▸ **EXERCISE DIRECTIONS**: Pull out every line from the listing that has the word "when".

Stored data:
---*---
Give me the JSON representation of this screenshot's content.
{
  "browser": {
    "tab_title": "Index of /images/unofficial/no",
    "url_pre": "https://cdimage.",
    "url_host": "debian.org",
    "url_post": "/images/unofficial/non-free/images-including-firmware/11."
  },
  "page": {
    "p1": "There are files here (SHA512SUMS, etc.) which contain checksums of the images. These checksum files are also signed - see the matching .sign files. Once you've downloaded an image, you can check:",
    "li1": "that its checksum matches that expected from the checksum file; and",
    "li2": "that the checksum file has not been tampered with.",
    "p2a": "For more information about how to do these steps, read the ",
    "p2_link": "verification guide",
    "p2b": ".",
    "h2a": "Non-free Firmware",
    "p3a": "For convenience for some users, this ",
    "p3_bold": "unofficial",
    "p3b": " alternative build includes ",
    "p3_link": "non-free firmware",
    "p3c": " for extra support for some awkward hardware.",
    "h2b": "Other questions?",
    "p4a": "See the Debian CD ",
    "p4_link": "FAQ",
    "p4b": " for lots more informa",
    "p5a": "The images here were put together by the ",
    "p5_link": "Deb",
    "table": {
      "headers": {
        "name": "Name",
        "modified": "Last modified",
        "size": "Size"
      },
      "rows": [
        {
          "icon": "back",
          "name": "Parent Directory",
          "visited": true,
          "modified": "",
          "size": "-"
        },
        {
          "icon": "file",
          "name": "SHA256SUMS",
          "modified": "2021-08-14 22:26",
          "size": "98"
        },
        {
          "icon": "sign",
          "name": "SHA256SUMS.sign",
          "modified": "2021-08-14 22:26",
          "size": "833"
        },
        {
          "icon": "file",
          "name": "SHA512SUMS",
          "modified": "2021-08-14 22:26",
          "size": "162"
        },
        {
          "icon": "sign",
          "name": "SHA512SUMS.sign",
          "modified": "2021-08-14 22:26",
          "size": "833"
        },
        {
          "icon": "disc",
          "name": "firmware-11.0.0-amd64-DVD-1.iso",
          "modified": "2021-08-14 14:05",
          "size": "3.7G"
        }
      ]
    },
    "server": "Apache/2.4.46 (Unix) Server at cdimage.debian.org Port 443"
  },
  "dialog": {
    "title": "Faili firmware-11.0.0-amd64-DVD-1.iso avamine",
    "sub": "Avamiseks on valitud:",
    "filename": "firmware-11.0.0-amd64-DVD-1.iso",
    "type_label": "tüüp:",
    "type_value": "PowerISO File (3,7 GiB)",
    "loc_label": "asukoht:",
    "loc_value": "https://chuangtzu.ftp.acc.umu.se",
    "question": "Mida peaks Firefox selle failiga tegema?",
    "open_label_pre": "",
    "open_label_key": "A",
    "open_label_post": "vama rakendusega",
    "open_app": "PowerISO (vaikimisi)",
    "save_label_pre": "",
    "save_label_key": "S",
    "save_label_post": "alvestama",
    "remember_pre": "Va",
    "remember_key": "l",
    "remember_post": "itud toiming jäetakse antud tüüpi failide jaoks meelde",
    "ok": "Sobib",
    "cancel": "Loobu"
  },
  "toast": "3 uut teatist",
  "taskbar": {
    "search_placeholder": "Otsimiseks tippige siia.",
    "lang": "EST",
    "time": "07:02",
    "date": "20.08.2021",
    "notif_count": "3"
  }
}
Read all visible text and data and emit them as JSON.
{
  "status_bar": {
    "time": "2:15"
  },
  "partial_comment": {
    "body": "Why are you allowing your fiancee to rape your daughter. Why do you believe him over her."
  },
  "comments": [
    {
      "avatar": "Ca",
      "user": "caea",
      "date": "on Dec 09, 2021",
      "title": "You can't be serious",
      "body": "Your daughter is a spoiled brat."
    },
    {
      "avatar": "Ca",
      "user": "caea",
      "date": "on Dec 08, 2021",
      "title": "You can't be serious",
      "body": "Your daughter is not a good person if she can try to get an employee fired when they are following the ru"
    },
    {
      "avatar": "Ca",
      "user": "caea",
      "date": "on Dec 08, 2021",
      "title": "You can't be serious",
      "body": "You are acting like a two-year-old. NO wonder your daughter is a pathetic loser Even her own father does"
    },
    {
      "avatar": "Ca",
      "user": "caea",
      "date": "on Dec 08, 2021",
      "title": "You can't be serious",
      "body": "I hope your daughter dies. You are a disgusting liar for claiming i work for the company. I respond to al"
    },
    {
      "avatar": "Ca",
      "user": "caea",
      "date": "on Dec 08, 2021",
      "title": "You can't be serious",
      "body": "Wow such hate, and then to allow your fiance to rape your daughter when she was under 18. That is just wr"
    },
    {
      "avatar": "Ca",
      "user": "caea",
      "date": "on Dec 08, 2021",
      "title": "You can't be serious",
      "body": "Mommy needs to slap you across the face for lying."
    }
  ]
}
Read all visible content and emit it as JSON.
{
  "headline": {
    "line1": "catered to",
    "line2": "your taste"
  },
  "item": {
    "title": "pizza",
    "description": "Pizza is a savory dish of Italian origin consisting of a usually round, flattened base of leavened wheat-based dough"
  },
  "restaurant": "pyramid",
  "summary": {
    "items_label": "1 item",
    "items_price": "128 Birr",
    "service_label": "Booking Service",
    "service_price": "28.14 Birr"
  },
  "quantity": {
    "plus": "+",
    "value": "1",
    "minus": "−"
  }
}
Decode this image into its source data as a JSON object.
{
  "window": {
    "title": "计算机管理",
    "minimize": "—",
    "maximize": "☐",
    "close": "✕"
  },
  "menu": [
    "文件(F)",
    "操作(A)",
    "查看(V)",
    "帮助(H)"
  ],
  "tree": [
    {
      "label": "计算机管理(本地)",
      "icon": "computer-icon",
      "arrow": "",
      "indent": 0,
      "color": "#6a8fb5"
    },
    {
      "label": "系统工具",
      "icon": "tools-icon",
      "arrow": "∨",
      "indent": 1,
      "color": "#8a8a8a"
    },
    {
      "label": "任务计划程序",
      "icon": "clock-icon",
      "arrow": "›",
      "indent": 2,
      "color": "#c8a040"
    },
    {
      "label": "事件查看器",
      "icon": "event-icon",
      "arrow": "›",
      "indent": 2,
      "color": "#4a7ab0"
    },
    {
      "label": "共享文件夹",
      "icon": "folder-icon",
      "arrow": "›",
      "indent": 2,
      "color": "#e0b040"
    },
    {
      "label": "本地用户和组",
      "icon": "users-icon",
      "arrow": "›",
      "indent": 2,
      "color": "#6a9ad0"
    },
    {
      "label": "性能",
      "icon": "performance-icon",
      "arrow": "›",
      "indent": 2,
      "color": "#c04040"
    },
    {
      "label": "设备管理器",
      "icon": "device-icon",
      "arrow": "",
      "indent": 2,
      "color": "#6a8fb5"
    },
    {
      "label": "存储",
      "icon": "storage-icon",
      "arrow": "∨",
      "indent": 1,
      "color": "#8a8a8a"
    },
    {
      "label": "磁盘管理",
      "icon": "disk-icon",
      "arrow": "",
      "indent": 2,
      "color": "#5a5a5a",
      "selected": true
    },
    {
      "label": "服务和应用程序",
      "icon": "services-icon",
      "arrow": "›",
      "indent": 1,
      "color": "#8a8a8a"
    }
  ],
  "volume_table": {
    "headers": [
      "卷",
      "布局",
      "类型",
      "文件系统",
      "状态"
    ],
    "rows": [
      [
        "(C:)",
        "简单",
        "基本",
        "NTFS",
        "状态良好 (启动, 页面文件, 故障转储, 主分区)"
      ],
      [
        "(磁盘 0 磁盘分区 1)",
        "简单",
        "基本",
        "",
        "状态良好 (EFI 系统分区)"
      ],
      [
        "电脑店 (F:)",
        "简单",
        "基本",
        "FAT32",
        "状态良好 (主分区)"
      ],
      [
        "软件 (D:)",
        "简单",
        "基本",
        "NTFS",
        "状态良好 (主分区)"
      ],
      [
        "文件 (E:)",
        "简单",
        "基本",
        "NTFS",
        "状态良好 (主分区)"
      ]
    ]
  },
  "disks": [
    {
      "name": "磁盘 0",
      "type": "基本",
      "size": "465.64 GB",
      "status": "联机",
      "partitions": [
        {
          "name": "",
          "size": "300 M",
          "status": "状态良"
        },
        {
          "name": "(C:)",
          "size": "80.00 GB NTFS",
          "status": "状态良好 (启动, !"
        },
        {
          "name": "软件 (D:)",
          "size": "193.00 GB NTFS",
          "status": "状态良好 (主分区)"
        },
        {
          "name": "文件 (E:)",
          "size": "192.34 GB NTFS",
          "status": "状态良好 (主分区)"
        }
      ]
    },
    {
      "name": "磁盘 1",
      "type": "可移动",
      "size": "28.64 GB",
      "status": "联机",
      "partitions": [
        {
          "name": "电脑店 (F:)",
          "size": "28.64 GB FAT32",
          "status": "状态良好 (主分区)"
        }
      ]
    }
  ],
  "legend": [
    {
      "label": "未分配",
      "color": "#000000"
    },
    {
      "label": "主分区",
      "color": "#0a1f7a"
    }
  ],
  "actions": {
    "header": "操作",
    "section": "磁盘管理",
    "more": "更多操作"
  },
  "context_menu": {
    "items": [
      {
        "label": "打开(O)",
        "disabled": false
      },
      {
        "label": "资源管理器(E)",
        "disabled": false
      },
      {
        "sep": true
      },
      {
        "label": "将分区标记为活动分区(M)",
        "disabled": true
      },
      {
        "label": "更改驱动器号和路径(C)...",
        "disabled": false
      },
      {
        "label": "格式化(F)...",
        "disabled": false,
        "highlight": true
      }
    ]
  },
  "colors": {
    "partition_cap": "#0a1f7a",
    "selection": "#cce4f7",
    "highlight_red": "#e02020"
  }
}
---*---
▸ **COMPLETE RESPONSE**:
      "body": "Your daughter is not a good person if she can try to get an employee fired when they are following the ru"
      "body": "Wow such hate, and then to allow your fiance to rape your daughter when she was under 18. That is just wr"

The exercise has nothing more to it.